TASK GOAL.
Show every line in the records below that contains the word "this".

EXERCISE DATA.
____

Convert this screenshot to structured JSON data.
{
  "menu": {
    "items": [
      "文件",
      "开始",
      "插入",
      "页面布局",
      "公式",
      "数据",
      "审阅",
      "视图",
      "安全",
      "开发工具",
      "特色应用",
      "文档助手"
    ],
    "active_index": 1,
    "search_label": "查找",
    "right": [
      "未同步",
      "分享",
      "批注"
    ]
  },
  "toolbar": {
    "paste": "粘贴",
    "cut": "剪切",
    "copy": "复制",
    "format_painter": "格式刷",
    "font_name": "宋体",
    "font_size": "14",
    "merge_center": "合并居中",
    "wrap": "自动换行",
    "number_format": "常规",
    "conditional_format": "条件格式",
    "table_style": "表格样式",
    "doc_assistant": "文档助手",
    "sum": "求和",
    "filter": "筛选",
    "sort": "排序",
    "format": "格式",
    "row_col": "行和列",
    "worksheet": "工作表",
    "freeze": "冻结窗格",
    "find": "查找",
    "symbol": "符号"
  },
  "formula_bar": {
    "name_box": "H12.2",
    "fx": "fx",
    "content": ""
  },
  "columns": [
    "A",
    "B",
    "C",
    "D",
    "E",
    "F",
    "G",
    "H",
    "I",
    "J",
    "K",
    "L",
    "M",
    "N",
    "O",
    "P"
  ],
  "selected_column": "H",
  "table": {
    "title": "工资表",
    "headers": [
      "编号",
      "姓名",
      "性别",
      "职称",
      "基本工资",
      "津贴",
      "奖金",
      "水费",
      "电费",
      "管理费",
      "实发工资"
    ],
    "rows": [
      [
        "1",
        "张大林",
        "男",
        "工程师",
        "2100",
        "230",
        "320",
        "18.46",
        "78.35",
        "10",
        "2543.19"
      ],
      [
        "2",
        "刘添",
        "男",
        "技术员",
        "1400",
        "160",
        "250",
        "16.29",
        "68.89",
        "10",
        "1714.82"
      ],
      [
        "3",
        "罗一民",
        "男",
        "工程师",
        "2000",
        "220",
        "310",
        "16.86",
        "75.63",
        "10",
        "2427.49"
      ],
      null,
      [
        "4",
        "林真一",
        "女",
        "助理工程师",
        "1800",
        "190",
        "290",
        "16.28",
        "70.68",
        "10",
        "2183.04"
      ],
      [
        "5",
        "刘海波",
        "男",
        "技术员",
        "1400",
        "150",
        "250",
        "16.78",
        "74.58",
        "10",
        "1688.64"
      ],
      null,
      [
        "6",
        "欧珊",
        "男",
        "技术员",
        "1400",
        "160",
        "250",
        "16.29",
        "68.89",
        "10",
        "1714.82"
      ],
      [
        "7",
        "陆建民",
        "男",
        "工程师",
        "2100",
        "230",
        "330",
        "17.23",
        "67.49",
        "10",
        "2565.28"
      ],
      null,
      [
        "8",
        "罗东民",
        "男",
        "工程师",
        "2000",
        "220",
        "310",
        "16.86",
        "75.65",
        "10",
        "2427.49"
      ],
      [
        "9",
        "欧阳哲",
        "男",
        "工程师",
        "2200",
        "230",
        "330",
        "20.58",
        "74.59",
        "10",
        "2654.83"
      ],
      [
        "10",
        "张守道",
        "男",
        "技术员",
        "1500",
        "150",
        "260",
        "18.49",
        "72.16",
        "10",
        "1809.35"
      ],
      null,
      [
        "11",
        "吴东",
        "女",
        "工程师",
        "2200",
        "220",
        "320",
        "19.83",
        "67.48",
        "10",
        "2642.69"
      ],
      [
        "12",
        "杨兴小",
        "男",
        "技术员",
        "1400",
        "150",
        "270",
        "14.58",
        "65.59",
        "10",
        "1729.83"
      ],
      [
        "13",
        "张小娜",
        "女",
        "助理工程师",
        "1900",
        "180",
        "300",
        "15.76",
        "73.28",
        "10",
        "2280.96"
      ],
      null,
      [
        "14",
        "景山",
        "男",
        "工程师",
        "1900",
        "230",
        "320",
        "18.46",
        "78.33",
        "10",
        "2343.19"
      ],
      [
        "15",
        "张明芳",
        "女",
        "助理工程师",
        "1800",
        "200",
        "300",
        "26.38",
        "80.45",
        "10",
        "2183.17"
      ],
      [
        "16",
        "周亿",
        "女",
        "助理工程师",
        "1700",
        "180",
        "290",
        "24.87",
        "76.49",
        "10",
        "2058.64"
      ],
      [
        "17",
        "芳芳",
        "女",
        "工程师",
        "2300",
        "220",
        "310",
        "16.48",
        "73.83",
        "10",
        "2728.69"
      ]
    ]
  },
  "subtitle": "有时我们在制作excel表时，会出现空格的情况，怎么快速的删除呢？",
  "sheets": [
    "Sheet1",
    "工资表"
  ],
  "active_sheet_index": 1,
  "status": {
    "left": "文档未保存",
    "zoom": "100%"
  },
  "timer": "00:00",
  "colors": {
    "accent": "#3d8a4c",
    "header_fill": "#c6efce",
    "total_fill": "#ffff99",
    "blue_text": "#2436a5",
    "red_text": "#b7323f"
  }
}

____

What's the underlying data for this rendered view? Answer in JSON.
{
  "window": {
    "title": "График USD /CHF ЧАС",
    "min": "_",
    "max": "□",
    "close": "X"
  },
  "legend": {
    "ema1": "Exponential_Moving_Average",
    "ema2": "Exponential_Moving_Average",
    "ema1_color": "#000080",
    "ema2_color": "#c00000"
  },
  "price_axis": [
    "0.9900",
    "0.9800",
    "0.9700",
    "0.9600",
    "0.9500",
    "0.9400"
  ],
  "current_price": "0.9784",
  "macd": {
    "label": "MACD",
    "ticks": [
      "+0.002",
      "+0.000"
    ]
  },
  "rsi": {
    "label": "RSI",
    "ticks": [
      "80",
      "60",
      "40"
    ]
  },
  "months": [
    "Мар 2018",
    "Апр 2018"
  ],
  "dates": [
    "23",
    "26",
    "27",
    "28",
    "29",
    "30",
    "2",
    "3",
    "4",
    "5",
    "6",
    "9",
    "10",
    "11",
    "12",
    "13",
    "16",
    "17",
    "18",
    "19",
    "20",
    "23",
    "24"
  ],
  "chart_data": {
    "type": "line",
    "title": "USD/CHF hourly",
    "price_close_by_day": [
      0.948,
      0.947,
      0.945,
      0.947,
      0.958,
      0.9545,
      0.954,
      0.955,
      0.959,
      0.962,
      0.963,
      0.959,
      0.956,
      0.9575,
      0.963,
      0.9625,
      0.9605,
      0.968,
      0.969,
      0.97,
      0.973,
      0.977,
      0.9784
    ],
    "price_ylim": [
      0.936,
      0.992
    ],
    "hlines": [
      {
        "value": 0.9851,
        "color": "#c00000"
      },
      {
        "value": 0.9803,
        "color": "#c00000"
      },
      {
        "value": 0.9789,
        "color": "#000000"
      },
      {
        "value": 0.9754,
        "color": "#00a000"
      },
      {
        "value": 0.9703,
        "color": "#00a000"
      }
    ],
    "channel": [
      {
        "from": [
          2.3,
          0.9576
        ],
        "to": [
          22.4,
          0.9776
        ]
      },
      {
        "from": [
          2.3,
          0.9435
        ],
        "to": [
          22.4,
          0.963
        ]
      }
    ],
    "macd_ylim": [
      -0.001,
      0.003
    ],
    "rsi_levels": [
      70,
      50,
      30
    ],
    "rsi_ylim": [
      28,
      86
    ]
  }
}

____

SOLVED EXERCISE.
Convert this screenshot to structured JSON data.
What's the underlying data for this rendered view? Answer in JSON.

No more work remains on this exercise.